TASK REQUIREMENTS
Locate the word "Navigation" in the entries below, then gather every line that holds it.

RECORDS SHOWN
━━━━━━━━

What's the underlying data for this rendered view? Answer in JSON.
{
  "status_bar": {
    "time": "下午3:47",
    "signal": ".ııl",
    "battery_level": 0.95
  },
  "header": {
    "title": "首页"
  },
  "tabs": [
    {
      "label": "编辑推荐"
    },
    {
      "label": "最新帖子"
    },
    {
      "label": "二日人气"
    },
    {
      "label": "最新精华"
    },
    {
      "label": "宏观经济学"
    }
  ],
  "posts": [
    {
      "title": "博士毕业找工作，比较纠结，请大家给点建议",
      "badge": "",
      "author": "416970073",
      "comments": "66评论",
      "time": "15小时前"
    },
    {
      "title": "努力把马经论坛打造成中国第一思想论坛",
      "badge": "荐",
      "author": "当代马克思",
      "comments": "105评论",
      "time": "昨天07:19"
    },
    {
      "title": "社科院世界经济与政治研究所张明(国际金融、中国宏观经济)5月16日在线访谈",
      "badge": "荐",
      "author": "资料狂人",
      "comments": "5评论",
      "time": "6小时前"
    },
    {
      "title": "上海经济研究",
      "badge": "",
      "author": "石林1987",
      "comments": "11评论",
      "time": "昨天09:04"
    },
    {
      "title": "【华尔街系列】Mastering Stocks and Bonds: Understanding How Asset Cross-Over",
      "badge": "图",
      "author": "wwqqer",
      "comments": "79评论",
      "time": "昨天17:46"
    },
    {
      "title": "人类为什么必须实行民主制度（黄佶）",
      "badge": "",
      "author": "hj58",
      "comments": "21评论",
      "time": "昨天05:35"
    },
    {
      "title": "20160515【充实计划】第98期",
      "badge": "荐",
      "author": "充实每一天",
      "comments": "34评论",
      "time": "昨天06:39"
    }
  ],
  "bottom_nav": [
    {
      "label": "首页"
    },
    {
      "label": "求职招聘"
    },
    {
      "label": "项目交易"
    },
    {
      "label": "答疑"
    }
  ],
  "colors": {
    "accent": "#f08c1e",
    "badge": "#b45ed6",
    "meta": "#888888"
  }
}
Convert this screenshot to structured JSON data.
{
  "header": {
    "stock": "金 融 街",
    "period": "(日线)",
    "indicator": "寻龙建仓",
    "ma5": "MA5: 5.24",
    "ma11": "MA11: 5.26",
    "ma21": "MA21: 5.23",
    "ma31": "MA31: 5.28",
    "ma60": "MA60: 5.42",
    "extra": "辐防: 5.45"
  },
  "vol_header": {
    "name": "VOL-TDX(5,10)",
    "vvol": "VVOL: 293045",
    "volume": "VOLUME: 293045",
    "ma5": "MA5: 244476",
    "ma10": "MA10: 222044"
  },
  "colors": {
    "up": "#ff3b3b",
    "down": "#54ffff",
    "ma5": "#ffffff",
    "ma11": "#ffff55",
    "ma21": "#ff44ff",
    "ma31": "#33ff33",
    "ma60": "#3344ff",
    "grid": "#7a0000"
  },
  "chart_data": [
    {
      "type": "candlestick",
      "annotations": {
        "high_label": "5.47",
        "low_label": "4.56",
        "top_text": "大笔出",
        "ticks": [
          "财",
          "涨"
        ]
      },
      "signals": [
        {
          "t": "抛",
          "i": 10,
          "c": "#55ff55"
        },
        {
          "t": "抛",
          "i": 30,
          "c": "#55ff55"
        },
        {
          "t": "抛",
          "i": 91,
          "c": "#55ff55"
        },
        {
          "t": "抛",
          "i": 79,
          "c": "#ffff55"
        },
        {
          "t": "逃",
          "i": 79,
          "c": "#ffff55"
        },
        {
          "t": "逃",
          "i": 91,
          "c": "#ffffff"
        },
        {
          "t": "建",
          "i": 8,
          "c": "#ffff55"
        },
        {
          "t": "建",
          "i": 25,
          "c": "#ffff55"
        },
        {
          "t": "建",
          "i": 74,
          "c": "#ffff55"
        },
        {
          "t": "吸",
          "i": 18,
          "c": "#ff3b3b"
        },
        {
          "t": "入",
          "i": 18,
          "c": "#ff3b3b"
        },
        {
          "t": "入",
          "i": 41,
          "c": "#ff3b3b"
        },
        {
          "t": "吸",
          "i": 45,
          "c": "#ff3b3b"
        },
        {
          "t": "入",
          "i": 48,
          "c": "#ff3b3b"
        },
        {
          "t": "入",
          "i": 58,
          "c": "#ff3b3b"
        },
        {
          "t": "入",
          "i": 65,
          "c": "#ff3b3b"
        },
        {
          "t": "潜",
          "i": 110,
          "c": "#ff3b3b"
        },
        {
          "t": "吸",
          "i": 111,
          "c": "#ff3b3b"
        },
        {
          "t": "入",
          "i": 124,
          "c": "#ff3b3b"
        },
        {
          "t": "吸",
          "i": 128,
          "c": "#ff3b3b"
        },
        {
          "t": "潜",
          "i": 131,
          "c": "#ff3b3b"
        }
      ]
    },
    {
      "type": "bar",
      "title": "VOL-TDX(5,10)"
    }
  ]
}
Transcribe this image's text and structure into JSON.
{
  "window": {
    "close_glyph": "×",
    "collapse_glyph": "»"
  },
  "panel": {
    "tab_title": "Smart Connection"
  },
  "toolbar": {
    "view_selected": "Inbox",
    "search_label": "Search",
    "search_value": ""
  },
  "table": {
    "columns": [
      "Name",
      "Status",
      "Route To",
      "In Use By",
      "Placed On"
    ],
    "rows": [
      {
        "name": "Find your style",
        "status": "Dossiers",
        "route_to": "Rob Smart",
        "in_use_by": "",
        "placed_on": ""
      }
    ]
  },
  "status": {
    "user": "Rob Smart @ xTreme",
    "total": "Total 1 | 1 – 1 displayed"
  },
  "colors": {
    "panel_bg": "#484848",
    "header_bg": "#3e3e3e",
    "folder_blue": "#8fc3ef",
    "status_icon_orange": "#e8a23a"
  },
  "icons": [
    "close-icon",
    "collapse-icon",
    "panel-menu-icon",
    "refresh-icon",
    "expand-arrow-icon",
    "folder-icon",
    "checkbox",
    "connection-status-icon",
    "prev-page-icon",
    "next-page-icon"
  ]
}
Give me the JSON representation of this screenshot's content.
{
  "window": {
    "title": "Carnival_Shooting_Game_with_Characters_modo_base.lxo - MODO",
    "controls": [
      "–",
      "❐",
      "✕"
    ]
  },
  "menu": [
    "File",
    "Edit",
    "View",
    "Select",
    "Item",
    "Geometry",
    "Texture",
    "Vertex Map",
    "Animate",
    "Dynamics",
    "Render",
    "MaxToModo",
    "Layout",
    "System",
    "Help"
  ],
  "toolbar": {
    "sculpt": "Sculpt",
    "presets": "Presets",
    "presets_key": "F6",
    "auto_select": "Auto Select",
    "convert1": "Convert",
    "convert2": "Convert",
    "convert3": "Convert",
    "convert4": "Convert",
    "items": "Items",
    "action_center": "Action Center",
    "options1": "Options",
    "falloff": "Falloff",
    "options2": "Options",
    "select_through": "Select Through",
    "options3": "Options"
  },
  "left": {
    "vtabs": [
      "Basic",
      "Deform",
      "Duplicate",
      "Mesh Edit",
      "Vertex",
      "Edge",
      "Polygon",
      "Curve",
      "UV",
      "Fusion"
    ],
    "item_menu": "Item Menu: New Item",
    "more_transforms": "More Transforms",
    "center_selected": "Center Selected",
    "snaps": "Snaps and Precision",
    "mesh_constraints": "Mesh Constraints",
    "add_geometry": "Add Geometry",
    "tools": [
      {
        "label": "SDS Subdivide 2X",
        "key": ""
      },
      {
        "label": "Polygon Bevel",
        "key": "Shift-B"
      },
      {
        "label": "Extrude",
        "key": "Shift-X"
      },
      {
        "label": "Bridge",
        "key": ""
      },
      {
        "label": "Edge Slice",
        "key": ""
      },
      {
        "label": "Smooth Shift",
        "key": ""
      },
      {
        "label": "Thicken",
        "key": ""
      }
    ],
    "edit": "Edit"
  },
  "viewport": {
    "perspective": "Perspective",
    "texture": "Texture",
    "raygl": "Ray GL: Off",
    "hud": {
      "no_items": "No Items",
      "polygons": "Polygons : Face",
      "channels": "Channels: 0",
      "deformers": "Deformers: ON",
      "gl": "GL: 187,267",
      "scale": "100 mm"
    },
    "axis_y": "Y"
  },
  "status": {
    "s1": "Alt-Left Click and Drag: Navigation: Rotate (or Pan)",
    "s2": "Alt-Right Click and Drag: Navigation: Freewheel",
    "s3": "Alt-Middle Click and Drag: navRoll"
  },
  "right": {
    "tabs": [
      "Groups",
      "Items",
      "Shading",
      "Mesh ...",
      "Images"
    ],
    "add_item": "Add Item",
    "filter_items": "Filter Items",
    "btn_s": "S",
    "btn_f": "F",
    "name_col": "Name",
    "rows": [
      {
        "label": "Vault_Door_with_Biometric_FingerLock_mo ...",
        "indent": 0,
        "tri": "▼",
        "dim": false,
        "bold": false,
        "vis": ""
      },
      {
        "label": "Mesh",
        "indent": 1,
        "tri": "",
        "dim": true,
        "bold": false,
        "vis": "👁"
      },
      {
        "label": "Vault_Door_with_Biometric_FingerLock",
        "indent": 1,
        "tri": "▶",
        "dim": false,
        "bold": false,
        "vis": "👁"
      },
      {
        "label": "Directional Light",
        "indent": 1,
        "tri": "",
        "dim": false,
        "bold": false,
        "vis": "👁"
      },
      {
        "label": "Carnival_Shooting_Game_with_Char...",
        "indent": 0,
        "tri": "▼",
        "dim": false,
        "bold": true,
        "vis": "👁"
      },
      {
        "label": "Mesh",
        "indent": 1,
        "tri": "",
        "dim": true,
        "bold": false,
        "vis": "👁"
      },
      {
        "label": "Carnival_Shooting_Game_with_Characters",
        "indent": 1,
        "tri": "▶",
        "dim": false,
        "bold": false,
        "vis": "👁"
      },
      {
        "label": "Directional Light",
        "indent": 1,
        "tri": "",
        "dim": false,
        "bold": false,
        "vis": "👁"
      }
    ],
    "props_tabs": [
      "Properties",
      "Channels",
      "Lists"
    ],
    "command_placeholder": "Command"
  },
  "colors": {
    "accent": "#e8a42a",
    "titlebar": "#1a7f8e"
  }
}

━━━━━━━━

WRITTEN RESPONSE
    "s1": "Alt-Left Click and Drag: Navigation: Rotate (or Pan)",
    "s2": "Alt-Right Click and Drag: Navigation: Freewheel",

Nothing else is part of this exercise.